◆ Work instructions
Drop every picture, then transcribe the remaining data exactly.

◆ Items
+-------+

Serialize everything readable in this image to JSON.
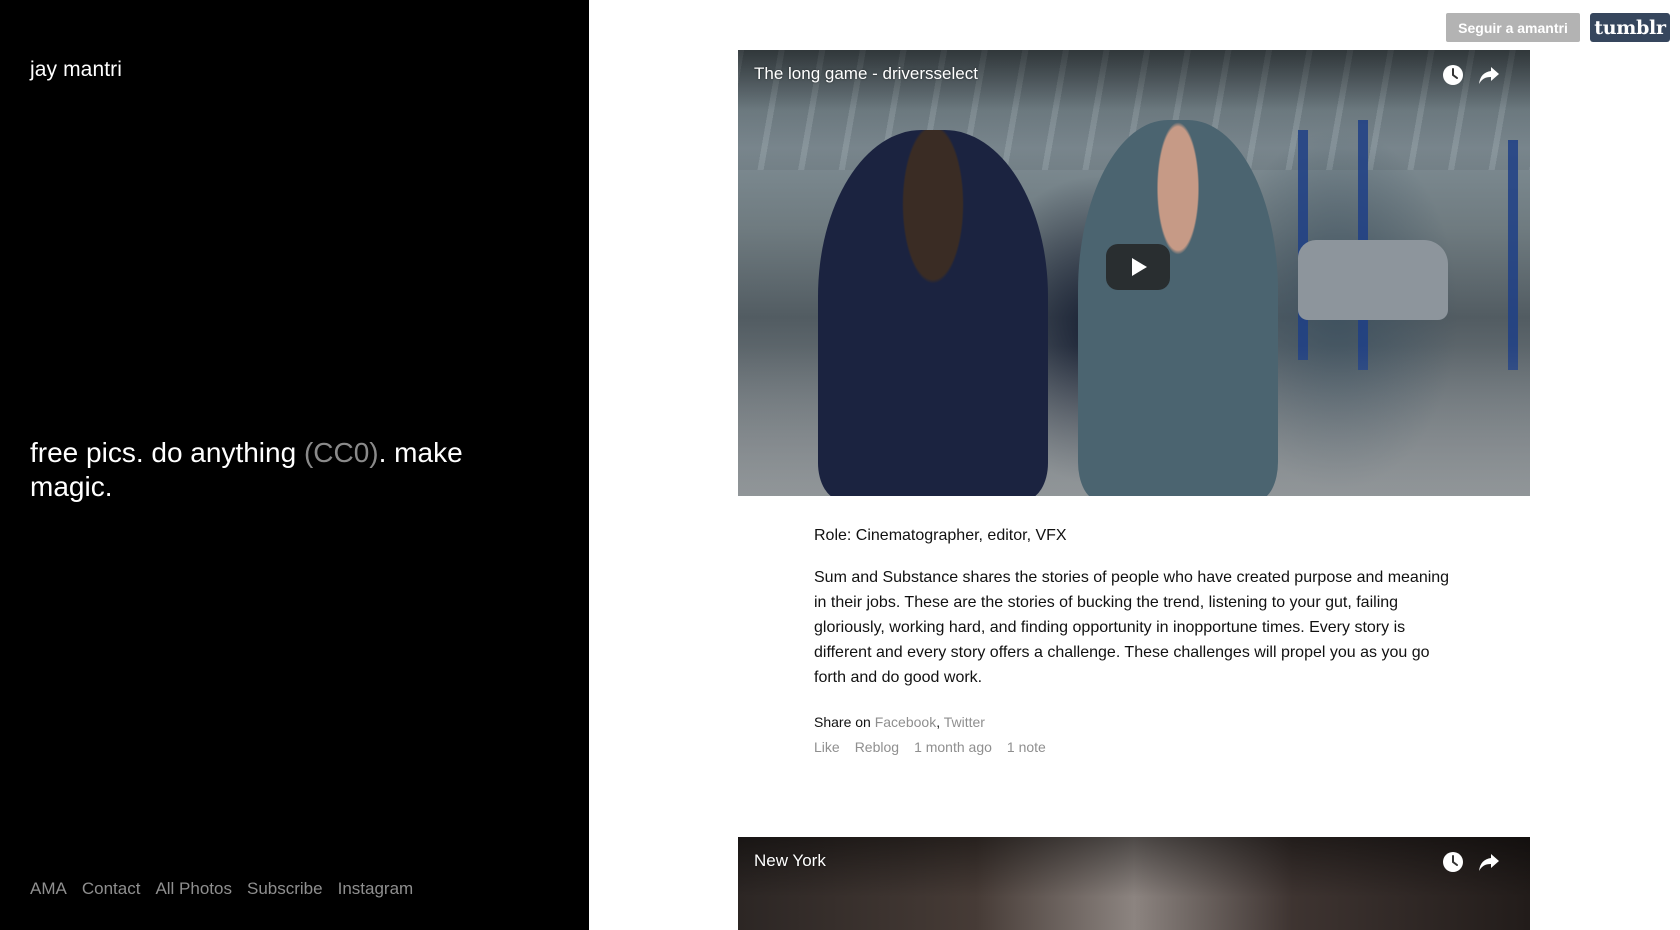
{
  "sidebar": {
    "blog_title": "jay mantri",
    "tagline_part1": "free pics. do anything ",
    "tagline_cc": "(CC0)",
    "tagline_part2": ". make magic.",
    "nav": [
      "AMA",
      "Contact",
      "All Photos",
      "Subscribe",
      "Instagram"
    ]
  },
  "top_controls": {
    "follow_label": "Seguir a amantri",
    "logo_text": "tumblr"
  },
  "posts": [
    {
      "video_title": "The long game - driversselect",
      "role": "Role: Cinematographer, editor, VFX",
      "description": "Sum and Substance shares the stories of people who have created purpose and meaning in their jobs. These are the stories of bucking the trend, listening to your gut, failing gloriously, working hard, and finding opportunity in inopportune times. Every story is different and every story offers a challenge. These challenges will propel you as you go forth and do good work.",
      "share_prefix": "Share on ",
      "share_facebook": "Facebook",
      "share_sep": ",",
      "share_twitter": "Twitter",
      "like_label": "Like",
      "reblog_label": "Reblog",
      "timestamp": "1 month ago",
      "notes": "1 note"
    },
    {
      "video_title": "New York"
    }
  ],
  "colors": {
    "sidebar_bg": "#000000",
    "link_grey": "#8f8f8f",
    "follow_bg": "#b3b3b3",
    "tumblr_bg": "#36465d"
  },
  "icons": {
    "watch_later": "clock-icon",
    "share": "share-arrow-icon",
    "play": "play-icon"
  }
}
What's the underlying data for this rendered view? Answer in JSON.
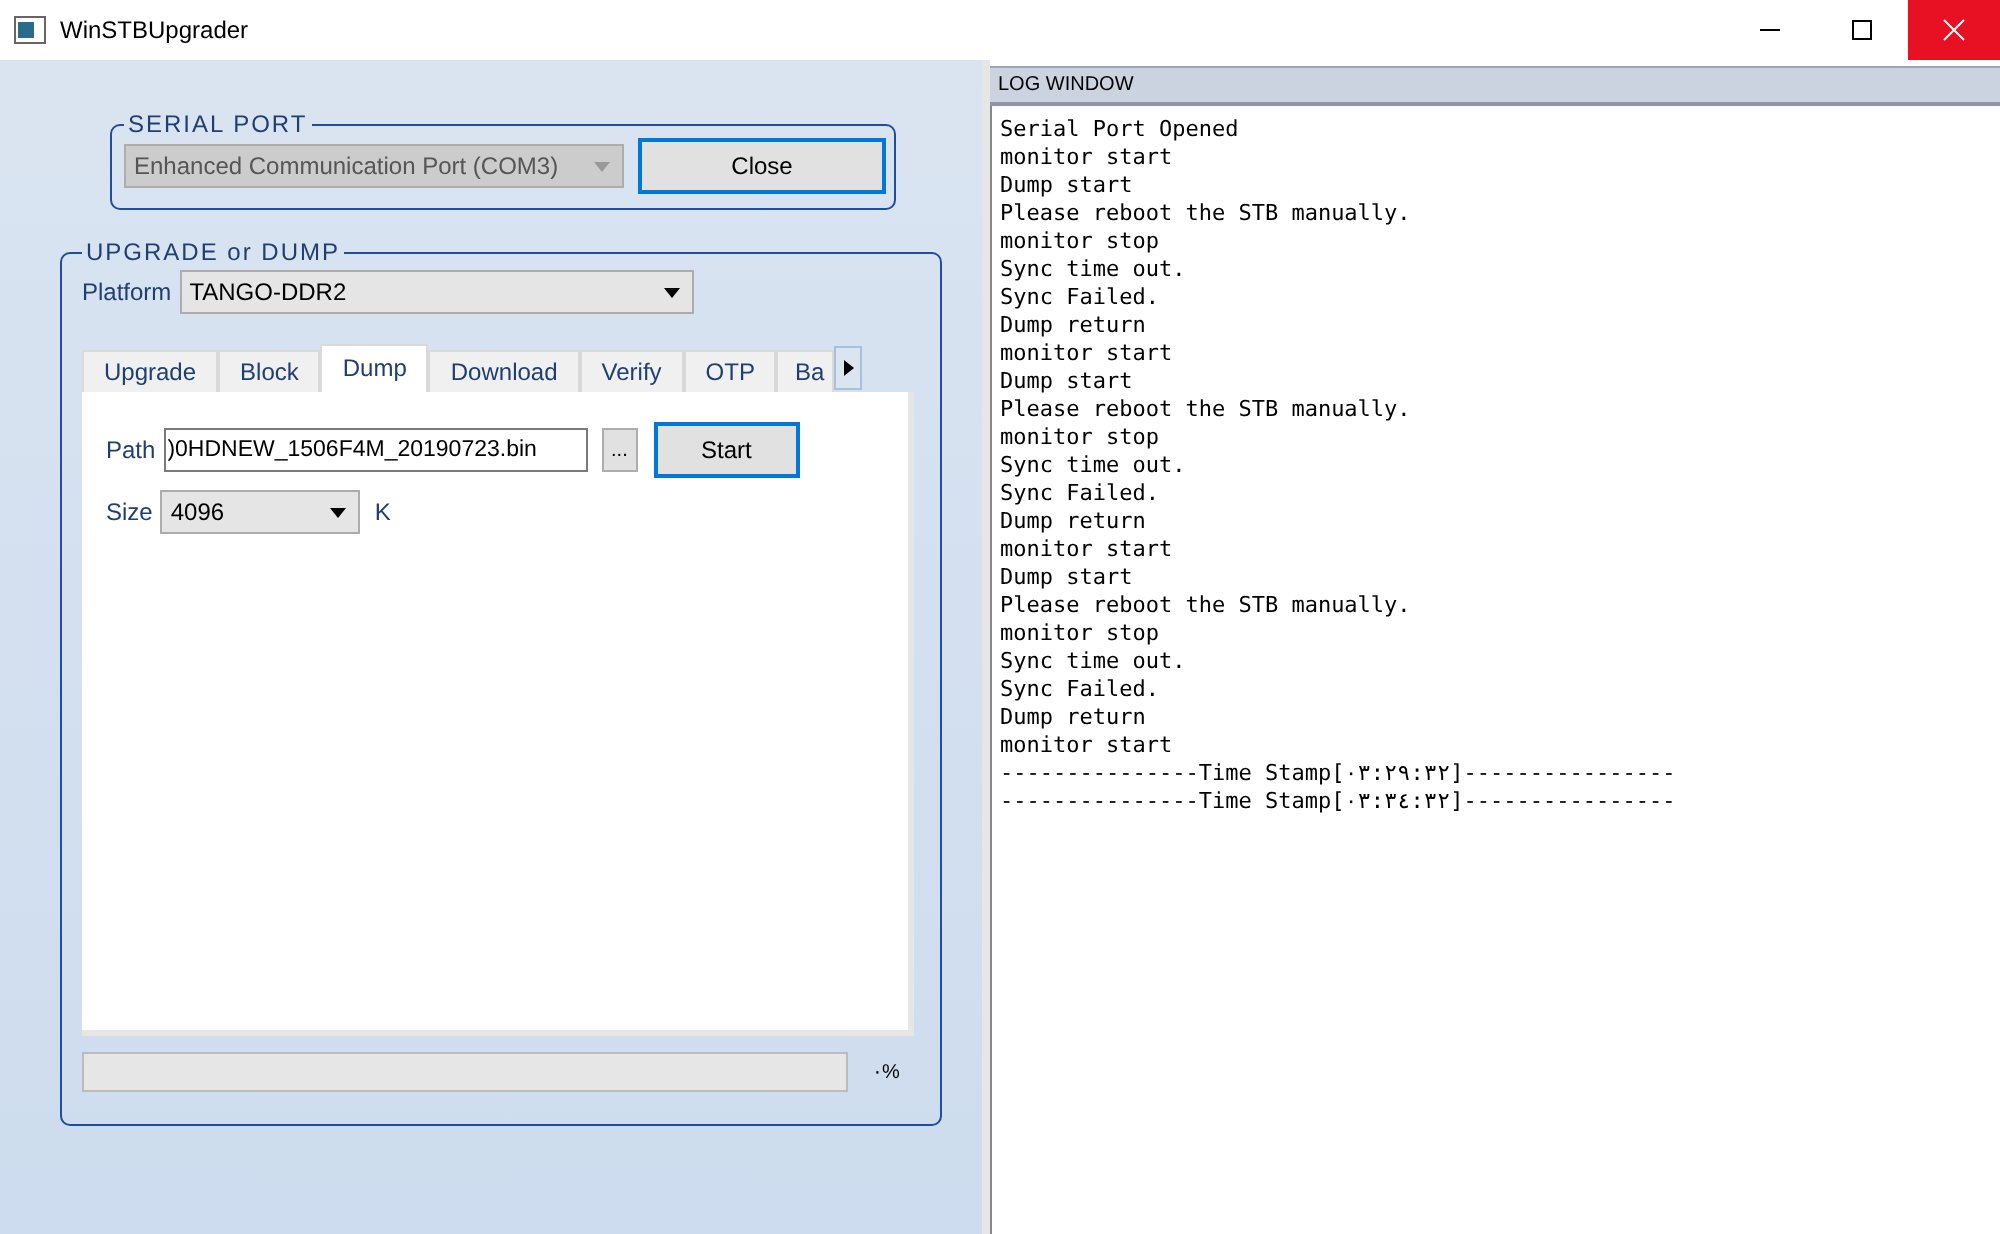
{
  "window": {
    "title": "WinSTBUpgrader"
  },
  "serial_port": {
    "legend": "SERIAL PORT",
    "port": "Enhanced Communication Port (COM3)",
    "port_disabled": true,
    "button": "Close"
  },
  "upgrade": {
    "legend": "UPGRADE or DUMP",
    "platform_label": "Platform",
    "platform": "TANGO-DDR2",
    "tabs": [
      {
        "label": "Upgrade",
        "selected": false
      },
      {
        "label": "Block",
        "selected": false
      },
      {
        "label": "Dump",
        "selected": true
      },
      {
        "label": "Download",
        "selected": false
      },
      {
        "label": "Verify",
        "selected": false
      },
      {
        "label": "OTP",
        "selected": false
      },
      {
        "label": "Ba",
        "selected": false
      }
    ],
    "path_label": "Path",
    "path": ")0HDNEW_1506F4M_20190723.bin",
    "browse": "...",
    "start": "Start",
    "size_label": "Size",
    "size": "4096",
    "size_unit": "K",
    "progress": {
      "level": 0,
      "reading": "٠%"
    }
  },
  "log": {
    "title": "LOG WINDOW",
    "lines": [
      "Serial Port Opened",
      "monitor start",
      "Dump start",
      "Please reboot the STB manually.",
      "monitor stop",
      "Sync time out.",
      "Sync Failed.",
      "Dump return",
      "monitor start",
      "Dump start",
      "Please reboot the STB manually.",
      "monitor stop",
      "Sync time out.",
      "Sync Failed.",
      "Dump return",
      "monitor start",
      "Dump start",
      "Please reboot the STB manually.",
      "monitor stop",
      "Sync time out.",
      "Sync Failed.",
      "Dump return",
      "monitor start",
      "---------------Time Stamp[٠٣:٢٩:٣٢]----------------",
      "---------------Time Stamp[٠٣:٣٤:٣٢]----------------"
    ]
  }
}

+-------+

◆ Worked solution
Serialize everything readable in this image to JSON.
{
  "sidebar": {
    "blog_title": "jay mantri",
    "tagline_part1": "free pics. do anything ",
    "tagline_cc": "(CC0)",
    "tagline_part2": ". make magic.",
    "nav": [
      "AMA",
      "Contact",
      "All Photos",
      "Subscribe",
      "Instagram"
    ]
  },
  "top_controls": {
    "follow_label": "Seguir a amantri",
    "logo_text": "tumblr"
  },
  "posts": [
    {
      "video_title": "The long game - driversselect",
      "role": "Role: Cinematographer, editor, VFX",
      "description": "Sum and Substance shares the stories of people who have created purpose and meaning in their jobs. These are the stories of bucking the trend, listening to your gut, failing gloriously, working hard, and finding opportunity in inopportune times. Every story is different and every story offers a challenge. These challenges will propel you as you go forth and do good work.",
      "share_prefix": "Share on ",
      "share_facebook": "Facebook",
      "share_sep": ",",
      "share_twitter": "Twitter",
      "like_label": "Like",
      "reblog_label": "Reblog",
      "timestamp": "1 month ago",
      "notes": "1 note"
    },
    {
      "video_title": "New York"
    }
  ],
  "colors": {
    "sidebar_bg": "#000000",
    "link_grey": "#8f8f8f",
    "follow_bg": "#b3b3b3",
    "tumblr_bg": "#36465d"
  },
  "icons": {
    "watch_later": "clock-icon",
    "share": "share-arrow-icon",
    "play": "play-icon"
  }
}
What's the underlying data for this rendered view? Answer in JSON.
{
  "window": {
    "title": "WinSTBUpgrader"
  },
  "serial_port": {
    "legend": "SERIAL PORT",
    "port": "Enhanced Communication Port (COM3)",
    "port_disabled": true,
    "button": "Close"
  },
  "upgrade": {
    "legend": "UPGRADE or DUMP",
    "platform_label": "Platform",
    "platform": "TANGO-DDR2",
    "tabs": [
      {
        "label": "Upgrade",
        "selected": false
      },
      {
        "label": "Block",
        "selected": false
      },
      {
        "label": "Dump",
        "selected": true
      },
      {
        "label": "Download",
        "selected": false
      },
      {
        "label": "Verify",
        "selected": false
      },
      {
        "label": "OTP",
        "selected": false
      },
      {
        "label": "Ba",
        "selected": false
      }
    ],
    "path_label": "Path",
    "path": ")0HDNEW_1506F4M_20190723.bin",
    "browse": "...",
    "start": "Start",
    "size_label": "Size",
    "size": "4096",
    "size_unit": "K",
    "progress": {
      "level": 0,
      "reading": "٠%"
    }
  },
  "log": {
    "title": "LOG WINDOW",
    "lines": [
      "Serial Port Opened",
      "monitor start",
      "Dump start",
      "Please reboot the STB manually.",
      "monitor stop",
      "Sync time out.",
      "Sync Failed.",
      "Dump return",
      "monitor start",
      "Dump start",
      "Please reboot the STB manually.",
      "monitor stop",
      "Sync time out.",
      "Sync Failed.",
      "Dump return",
      "monitor start",
      "Dump start",
      "Please reboot the STB manually.",
      "monitor stop",
      "Sync time out.",
      "Sync Failed.",
      "Dump return",
      "monitor start",
      "---------------Time Stamp[٠٣:٢٩:٣٢]----------------",
      "---------------Time Stamp[٠٣:٣٤:٣٢]----------------"
    ]
  }
}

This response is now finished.